- [REQUEST]
Transcribe the entries below exactly.

(Data entries)
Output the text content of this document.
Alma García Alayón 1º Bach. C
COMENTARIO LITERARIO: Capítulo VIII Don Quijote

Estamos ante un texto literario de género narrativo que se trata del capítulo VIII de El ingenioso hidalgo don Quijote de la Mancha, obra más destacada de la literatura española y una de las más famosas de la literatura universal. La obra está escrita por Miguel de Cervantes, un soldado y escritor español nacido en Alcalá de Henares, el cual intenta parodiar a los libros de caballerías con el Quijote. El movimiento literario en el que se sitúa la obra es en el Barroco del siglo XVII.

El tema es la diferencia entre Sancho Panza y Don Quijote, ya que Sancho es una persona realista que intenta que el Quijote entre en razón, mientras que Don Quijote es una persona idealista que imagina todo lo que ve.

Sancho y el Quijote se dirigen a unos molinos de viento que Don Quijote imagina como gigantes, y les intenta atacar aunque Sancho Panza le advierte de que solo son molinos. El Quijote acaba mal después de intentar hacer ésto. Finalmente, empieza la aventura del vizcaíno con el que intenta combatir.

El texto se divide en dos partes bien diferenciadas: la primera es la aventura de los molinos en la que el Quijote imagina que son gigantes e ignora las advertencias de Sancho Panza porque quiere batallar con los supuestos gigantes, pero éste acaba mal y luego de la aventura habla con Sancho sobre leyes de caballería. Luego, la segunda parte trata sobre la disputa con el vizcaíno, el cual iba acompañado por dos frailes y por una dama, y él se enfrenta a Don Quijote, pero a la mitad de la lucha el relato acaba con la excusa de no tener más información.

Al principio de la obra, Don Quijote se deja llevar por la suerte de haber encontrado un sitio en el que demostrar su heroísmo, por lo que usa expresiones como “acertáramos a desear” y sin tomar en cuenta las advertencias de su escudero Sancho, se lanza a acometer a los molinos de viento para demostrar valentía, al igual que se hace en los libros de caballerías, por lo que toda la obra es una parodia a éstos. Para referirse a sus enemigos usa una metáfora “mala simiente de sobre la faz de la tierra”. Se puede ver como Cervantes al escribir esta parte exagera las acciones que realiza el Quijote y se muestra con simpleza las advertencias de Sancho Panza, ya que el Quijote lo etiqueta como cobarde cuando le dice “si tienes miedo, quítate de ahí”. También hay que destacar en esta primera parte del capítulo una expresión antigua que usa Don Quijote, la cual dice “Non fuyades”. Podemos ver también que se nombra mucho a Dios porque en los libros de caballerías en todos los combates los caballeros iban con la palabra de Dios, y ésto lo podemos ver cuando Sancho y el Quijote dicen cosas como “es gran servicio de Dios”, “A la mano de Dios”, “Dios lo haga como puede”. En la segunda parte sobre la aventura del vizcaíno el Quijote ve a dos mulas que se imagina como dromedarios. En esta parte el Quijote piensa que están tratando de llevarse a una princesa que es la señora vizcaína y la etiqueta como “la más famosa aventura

- [RESULT OF THIS TASK]
Output the text content of this document.
Alma García Alayón 1º Bach. C
COMENTARIO LITERARIO: Capítulo VIII Don Quijote

Estamos ante un texto literario de género narrativo que se trata del capítulo VIII de El ingenioso hidalgo don Quijote de la Mancha, obra más destacada de la literatura española y una de las más famosas de la literatura universal. La obra está escrita por Miguel de Cervantes, un soldado y escritor español nacido en Alcalá de Henares, el cual intenta parodiar a los libros de caballerías con el Quijote. El movimiento literario en el que se sitúa la obra es en el Barroco del siglo XVII.

El tema es la diferencia entre Sancho Panza y Don Quijote, ya que Sancho es una persona realista que intenta que el Quijote entre en razón, mientras que Don Quijote es una persona idealista que imagina todo lo que ve.

Sancho y el Quijote se dirigen a unos molinos de viento que Don Quijote imagina como gigantes, y les intenta atacar aunque Sancho Panza le advierte de que solo son molinos. El Quijote acaba mal después de intentar hacer ésto. Finalmente, empieza la aventura del vizcaíno con el que intenta combatir.

El texto se divide en dos partes bien diferenciadas: la primera es la aventura de los molinos en la que el Quijote imagina que son gigantes e ignora las advertencias de Sancho Panza porque quiere batallar con los supuestos gigantes, pero éste acaba mal y luego de la aventura habla con Sancho sobre leyes de caballería. Luego, la segunda parte trata sobre la disputa con el vizcaíno, el cual iba acompañado por dos frailes y por una dama, y él se enfrenta a Don Quijote, pero a la mitad de la lucha el relato acaba con la excusa de no tener más información.

Al principio de la obra, Don Quijote se deja llevar por la suerte de haber encontrado un sitio en el que demostrar su heroísmo, por lo que usa expresiones como “acertáramos a desear” y sin tomar en cuenta las advertencias de su escudero Sancho, se lanza a acometer a los molinos de viento para demostrar valentía, al igual que se hace en los libros de caballerías, por lo que toda la obra es una parodia a éstos. Para referirse a sus enemigos usa una metáfora “mala simiente de sobre la faz de la tierra”. Se puede ver como Cervantes al escribir esta parte exagera las acciones que realiza el Quijote y se muestra con simpleza las advertencias de Sancho Panza, ya que el Quijote lo etiqueta como cobarde cuando le dice “si tienes miedo, quítate de ahí”. También hay que destacar en esta primera parte del capítulo una expresión antigua que usa Don Quijote, la cual dice “Non fuyades”. Podemos ver también que se nombra mucho a Dios porque en los libros de caballerías en todos los combates los caballeros iban con la palabra de Dios, y ésto lo podemos ver cuando Sancho y el Quijote dicen cosas como “es gran servicio de Dios”, “A la mano de Dios”, “Dios lo haga como puede”. En la segunda parte sobre la aventura del vizcaíno el Quijote ve a dos mulas que se imagina como dromedarios. En esta parte el Quijote piensa que están tratando de llevarse a una princesa que es la señora vizcaína y la etiqueta como “la más famosa aventura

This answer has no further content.